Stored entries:
▼▼▼

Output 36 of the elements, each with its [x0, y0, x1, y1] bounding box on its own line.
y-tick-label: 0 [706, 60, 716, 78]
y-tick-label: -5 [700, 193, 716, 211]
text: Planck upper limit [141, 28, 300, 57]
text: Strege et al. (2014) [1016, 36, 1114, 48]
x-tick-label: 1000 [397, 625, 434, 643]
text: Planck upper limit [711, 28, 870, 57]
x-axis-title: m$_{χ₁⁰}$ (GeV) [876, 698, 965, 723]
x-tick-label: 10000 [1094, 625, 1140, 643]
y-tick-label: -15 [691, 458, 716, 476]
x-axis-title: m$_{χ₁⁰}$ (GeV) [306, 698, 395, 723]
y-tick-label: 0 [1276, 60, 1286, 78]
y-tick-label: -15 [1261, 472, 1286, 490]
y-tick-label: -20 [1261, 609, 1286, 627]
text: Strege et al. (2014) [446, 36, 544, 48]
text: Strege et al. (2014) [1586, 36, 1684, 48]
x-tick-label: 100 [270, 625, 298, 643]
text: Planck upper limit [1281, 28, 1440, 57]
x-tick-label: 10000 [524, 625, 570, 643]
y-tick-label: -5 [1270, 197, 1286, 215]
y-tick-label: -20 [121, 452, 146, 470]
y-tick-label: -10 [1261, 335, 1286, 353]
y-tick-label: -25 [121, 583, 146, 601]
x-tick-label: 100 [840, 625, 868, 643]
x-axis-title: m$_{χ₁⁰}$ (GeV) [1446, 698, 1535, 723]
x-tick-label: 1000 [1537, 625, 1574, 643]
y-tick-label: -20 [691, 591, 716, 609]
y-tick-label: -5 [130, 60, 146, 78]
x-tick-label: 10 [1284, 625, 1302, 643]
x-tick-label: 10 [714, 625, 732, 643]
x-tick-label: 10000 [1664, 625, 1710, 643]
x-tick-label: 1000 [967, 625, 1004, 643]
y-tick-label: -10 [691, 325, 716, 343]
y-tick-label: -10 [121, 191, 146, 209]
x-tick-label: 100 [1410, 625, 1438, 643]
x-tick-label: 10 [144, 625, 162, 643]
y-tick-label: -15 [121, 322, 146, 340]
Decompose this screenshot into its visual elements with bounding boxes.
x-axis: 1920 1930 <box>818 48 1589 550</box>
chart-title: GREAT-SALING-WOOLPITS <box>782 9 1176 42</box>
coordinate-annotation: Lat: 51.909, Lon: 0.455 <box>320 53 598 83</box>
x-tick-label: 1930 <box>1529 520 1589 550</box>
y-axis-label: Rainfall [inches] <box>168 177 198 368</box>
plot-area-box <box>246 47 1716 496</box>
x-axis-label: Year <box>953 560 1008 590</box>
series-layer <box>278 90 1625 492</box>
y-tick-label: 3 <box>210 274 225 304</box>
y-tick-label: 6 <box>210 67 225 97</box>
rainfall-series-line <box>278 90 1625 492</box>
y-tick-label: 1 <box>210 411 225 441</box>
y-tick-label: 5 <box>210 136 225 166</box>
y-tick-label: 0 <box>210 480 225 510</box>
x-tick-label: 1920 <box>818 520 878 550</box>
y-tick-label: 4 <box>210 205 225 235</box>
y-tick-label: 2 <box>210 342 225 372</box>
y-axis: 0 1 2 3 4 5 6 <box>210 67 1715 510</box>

▲▲▲

- **BRIEF**
Give the lines of the listing as a numbered list, starting at its first line and stopping after the line that contains "x-tick-label: 10000 [1664, 625, 1710, 643]", with any blank lines left out.

- **WRITTEN ANSWER**
1. Output 36 of the elements, each with its [x0, y0, x1, y1] bounding box on its own line.
2. y-tick-label: 0 [706, 60, 716, 78]
3. y-tick-label: -5 [700, 193, 716, 211]
4. text: Planck upper limit [141, 28, 300, 57]
5. text: Strege et al. (2014) [1016, 36, 1114, 48]
6. x-tick-label: 1000 [397, 625, 434, 643]
7. text: Planck upper limit [711, 28, 870, 57]
8. x-axis-title: m$_{χ₁⁰}$ (GeV) [876, 698, 965, 723]
9. x-tick-label: 10000 [1094, 625, 1140, 643]
10. y-tick-label: -15 [691, 458, 716, 476]
11. x-axis-title: m$_{χ₁⁰}$ (GeV) [306, 698, 395, 723]
12. y-tick-label: 0 [1276, 60, 1286, 78]
13. y-tick-label: -15 [1261, 472, 1286, 490]
14. y-tick-label: -20 [1261, 609, 1286, 627]
15. text: Strege et al. (2014) [446, 36, 544, 48]
16. text: Strege et al. (2014) [1586, 36, 1684, 48]
17. x-tick-label: 100 [270, 625, 298, 643]
18. text: Planck upper limit [1281, 28, 1440, 57]
19. x-tick-label: 10000 [524, 625, 570, 643]
20. y-tick-label: -5 [1270, 197, 1286, 215]
21. y-tick-label: -20 [121, 452, 146, 470]
22. y-tick-label: -10 [1261, 335, 1286, 353]
23. y-tick-label: -25 [121, 583, 146, 601]
24. x-tick-label: 100 [840, 625, 868, 643]
25. x-axis-title: m$_{χ₁⁰}$ (GeV) [1446, 698, 1535, 723]
26. x-tick-label: 1000 [1537, 625, 1574, 643]
27. y-tick-label: -20 [691, 591, 716, 609]
28. y-tick-label: -5 [130, 60, 146, 78]
29. x-tick-label: 10 [1284, 625, 1302, 643]
30. x-tick-label: 10 [714, 625, 732, 643]
31. x-tick-label: 10000 [1664, 625, 1710, 643]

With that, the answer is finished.